Supplied information start
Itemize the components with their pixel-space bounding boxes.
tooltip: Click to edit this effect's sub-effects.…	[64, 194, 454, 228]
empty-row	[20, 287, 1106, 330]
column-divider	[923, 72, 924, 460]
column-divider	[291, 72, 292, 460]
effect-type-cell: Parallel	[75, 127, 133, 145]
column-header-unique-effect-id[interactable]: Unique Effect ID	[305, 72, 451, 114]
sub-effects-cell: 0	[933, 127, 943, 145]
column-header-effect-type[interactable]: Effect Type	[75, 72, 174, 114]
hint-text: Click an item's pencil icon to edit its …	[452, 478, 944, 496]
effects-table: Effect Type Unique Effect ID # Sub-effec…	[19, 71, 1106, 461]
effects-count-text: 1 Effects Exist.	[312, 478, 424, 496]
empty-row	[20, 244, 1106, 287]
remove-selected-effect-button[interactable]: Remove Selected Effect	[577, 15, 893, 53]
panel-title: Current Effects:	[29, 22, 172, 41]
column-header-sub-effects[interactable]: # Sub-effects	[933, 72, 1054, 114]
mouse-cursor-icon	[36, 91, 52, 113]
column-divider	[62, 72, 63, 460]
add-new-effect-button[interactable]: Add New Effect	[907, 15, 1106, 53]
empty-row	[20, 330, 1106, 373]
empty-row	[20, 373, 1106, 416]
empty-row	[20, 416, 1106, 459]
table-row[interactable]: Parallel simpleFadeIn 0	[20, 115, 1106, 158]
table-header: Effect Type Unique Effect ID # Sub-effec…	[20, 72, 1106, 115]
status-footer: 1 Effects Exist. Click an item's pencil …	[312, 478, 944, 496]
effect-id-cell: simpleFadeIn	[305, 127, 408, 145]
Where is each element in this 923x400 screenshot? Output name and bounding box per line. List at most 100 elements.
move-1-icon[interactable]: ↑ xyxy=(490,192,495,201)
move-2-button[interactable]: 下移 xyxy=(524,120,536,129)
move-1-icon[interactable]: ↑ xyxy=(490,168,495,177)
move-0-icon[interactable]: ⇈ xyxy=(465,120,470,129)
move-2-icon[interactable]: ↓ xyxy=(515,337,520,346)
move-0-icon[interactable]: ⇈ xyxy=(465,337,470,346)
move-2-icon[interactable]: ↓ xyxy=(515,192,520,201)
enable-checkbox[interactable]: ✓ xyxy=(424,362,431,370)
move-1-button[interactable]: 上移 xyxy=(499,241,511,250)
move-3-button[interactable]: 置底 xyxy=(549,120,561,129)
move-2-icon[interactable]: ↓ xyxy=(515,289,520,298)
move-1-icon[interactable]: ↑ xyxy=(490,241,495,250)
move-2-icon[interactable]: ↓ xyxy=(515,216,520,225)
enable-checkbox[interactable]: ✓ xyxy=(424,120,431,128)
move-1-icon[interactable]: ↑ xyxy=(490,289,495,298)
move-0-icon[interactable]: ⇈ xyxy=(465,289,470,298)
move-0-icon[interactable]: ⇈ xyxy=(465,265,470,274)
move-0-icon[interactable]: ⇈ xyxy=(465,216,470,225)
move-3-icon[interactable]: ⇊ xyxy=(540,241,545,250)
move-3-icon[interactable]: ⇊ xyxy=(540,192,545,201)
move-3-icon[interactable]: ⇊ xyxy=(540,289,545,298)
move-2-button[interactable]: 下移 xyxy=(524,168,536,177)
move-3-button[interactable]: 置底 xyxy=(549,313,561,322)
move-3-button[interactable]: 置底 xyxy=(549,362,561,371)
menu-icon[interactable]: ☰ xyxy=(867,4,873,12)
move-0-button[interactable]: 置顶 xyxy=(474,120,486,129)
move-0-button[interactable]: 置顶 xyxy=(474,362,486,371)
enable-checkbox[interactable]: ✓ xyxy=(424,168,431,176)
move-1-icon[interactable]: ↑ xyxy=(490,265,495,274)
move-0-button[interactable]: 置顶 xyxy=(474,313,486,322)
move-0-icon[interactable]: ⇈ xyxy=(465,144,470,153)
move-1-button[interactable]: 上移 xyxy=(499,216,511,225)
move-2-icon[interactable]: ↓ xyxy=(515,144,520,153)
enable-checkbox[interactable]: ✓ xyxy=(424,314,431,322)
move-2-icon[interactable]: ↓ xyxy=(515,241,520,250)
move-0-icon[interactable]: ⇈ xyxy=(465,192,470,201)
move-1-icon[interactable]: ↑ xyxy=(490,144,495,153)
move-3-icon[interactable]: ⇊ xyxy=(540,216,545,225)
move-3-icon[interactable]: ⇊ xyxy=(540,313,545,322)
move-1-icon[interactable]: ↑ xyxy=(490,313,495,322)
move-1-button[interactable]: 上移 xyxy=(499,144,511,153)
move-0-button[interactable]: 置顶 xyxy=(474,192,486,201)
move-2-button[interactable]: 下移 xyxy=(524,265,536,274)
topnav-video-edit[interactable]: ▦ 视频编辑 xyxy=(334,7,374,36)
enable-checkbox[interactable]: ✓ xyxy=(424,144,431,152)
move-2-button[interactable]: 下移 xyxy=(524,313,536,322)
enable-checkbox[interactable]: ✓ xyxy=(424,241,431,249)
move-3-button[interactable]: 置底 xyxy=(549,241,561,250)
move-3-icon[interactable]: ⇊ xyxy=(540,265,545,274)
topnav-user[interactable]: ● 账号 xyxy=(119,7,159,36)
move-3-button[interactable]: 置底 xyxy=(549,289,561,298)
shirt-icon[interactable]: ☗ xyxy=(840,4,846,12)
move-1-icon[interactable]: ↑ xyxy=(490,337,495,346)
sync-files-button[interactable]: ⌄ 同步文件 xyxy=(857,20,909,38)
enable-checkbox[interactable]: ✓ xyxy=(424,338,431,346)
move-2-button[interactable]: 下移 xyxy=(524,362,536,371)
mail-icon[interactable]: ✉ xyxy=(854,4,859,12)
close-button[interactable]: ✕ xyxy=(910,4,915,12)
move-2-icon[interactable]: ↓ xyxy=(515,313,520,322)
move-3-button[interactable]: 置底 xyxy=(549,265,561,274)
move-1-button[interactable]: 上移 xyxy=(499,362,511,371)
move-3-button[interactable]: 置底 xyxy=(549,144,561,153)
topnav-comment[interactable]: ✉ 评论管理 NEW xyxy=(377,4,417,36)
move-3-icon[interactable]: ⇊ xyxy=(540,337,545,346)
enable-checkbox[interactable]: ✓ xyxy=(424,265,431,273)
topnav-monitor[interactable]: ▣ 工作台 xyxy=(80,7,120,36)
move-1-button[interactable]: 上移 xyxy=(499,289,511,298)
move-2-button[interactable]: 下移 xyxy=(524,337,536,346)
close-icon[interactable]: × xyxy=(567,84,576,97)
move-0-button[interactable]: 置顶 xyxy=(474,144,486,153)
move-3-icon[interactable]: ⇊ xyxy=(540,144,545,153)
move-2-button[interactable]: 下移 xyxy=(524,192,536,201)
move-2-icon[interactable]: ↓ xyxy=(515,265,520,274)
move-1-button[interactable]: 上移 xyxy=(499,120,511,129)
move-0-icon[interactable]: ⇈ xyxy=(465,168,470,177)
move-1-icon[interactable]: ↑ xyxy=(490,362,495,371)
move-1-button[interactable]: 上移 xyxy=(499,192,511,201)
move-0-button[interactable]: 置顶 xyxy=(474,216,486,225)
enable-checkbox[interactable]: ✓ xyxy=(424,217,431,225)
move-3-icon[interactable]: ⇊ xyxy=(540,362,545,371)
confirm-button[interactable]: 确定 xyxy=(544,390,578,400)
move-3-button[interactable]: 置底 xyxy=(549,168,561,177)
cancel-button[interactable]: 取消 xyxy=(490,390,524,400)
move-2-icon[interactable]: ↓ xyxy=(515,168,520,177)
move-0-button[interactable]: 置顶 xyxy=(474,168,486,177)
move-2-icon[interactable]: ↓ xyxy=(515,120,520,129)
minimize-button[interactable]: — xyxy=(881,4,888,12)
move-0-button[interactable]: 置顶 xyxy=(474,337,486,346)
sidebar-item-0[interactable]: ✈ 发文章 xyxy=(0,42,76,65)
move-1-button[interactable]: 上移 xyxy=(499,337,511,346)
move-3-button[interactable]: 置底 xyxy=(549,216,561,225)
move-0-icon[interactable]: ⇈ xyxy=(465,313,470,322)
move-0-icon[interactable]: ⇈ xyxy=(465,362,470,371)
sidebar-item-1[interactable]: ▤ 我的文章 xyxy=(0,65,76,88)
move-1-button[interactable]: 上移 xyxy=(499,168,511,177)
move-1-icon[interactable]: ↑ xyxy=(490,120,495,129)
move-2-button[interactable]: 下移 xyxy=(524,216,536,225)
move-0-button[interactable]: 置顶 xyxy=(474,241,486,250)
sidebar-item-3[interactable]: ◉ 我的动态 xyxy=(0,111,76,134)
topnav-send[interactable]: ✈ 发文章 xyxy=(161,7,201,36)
Supplied information end
**What the task requires:**
Print the rows word for word, starting at the first row and ending at the row that contains "22, 172, 41]".

**Output of the task:**
Itemize the components with their pixel-space bounding boxes.
tooltip: Click to edit this effect's sub-effects.…	[64, 194, 454, 228]
empty-row	[20, 287, 1106, 330]
column-divider	[923, 72, 924, 460]
column-divider	[291, 72, 292, 460]
effect-type-cell: Parallel	[75, 127, 133, 145]
column-header-unique-effect-id[interactable]: Unique Effect ID	[305, 72, 451, 114]
sub-effects-cell: 0	[933, 127, 943, 145]
column-header-effect-type[interactable]: Effect Type	[75, 72, 174, 114]
hint-text: Click an item's pencil icon to edit its …	[452, 478, 944, 496]
effects-table: Effect Type Unique Effect ID # Sub-effec…	[19, 71, 1106, 461]
effects-count-text: 1 Effects Exist.	[312, 478, 424, 496]
empty-row	[20, 244, 1106, 287]
remove-selected-effect-button[interactable]: Remove Selected Effect	[577, 15, 893, 53]
panel-title: Current Effects:	[29, 22, 172, 41]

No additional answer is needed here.